Scan each line of the records for the word "structured" and extract the ones that have it.

━━━━━━━━━━

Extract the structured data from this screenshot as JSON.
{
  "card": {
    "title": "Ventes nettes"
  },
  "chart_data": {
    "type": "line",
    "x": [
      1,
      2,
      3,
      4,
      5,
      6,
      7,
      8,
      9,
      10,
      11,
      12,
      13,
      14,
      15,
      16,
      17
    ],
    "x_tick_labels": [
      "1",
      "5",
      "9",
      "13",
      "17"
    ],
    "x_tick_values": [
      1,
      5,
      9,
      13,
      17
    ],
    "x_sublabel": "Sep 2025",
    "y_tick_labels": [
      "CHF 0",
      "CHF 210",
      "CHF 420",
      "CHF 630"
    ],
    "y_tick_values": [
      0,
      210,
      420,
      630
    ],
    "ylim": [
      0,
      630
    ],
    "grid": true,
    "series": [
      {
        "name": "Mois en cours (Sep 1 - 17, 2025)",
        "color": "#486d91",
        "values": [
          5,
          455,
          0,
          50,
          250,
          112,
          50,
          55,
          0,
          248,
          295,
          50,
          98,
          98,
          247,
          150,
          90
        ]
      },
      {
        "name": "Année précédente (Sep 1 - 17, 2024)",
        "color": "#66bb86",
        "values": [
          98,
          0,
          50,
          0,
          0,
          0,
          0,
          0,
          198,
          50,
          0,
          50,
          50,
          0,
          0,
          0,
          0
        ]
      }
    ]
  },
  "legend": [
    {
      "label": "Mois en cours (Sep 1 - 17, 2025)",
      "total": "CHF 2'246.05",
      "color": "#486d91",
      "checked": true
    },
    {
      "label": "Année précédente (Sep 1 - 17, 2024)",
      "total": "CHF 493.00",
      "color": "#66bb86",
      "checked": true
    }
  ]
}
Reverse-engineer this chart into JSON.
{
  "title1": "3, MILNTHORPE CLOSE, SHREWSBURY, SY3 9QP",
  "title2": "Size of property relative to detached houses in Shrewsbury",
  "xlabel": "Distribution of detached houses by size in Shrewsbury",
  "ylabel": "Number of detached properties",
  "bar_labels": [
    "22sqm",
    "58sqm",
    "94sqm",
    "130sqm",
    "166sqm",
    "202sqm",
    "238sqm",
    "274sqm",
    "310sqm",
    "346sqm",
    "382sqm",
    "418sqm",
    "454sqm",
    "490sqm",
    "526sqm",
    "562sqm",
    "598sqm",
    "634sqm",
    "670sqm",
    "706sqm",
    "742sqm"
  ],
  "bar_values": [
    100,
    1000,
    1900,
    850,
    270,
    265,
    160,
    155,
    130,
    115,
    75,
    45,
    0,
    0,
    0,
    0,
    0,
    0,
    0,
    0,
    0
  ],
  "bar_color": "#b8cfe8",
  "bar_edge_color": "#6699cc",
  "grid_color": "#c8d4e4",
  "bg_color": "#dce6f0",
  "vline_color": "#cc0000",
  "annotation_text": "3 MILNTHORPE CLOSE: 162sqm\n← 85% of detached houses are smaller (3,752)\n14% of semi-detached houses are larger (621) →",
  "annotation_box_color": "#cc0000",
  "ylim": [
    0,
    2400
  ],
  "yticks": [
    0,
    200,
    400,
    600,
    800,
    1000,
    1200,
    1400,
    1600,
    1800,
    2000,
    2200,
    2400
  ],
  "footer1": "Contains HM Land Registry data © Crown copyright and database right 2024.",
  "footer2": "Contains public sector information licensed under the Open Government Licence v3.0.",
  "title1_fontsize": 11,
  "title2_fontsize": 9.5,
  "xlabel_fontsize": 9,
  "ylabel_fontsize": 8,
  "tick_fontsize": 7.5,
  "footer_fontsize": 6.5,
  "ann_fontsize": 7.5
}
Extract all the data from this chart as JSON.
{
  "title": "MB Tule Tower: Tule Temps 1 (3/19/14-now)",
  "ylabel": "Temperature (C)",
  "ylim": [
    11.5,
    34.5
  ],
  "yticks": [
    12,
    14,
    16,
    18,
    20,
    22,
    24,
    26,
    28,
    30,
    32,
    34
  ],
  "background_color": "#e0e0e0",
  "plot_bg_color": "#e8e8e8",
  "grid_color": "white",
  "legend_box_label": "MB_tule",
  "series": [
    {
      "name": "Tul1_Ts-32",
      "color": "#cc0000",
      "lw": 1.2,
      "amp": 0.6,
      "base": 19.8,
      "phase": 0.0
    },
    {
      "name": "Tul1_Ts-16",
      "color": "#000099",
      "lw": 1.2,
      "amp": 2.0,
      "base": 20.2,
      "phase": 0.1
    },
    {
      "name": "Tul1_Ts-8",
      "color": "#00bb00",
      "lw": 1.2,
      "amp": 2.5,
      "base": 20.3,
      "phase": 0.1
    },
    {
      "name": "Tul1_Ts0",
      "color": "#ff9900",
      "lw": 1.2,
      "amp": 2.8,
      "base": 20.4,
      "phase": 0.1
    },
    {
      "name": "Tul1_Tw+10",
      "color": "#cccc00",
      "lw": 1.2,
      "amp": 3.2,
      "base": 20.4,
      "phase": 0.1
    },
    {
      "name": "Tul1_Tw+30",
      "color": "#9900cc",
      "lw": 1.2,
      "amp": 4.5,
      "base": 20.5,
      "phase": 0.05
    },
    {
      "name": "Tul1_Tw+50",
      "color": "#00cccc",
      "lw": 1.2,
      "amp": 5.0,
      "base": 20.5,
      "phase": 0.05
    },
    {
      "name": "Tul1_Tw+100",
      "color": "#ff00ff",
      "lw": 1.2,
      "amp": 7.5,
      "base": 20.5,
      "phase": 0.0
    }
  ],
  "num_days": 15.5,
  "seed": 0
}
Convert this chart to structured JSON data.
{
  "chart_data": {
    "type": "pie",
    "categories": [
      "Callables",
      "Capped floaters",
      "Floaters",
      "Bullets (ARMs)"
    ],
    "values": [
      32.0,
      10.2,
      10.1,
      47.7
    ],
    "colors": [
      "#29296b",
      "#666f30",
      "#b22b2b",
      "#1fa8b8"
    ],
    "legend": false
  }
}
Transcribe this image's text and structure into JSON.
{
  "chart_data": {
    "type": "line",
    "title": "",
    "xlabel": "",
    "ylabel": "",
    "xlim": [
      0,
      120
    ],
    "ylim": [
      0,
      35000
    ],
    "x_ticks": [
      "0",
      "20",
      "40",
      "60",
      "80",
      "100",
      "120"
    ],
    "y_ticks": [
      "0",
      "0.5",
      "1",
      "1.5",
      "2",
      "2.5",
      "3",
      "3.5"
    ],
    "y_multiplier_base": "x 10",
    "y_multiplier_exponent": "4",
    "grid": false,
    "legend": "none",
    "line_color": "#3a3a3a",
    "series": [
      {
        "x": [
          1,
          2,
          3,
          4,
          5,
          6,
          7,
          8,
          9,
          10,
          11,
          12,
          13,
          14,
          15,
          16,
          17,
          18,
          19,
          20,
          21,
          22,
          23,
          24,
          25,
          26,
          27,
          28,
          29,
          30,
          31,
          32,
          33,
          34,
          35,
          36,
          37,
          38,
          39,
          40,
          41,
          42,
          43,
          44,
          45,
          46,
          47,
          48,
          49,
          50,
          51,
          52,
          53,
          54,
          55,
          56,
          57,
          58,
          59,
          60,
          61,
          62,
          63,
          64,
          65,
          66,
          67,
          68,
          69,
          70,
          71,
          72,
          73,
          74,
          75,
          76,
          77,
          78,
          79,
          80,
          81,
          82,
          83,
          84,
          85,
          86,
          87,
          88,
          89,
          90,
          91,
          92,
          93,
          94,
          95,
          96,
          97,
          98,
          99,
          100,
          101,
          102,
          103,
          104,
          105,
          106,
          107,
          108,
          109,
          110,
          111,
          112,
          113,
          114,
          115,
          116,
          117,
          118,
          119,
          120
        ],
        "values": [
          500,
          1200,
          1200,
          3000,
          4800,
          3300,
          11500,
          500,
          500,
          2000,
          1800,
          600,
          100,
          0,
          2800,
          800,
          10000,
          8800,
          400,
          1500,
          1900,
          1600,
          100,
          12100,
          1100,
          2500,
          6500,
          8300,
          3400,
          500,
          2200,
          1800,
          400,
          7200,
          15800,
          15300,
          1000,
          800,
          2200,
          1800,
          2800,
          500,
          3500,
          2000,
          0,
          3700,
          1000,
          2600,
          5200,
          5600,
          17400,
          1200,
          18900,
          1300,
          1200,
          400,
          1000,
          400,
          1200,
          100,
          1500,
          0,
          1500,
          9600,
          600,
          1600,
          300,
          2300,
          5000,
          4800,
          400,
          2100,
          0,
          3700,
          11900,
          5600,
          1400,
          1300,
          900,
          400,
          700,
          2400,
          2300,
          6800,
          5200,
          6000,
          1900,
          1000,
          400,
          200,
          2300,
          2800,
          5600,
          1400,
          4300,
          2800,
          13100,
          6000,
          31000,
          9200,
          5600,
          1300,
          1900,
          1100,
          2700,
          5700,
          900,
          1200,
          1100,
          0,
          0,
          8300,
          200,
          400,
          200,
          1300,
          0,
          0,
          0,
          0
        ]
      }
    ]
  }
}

━━━━━━━━━━

§ **Finished exercise**
Extract the structured data from this screenshot as JSON.
Convert this chart to structured JSON data.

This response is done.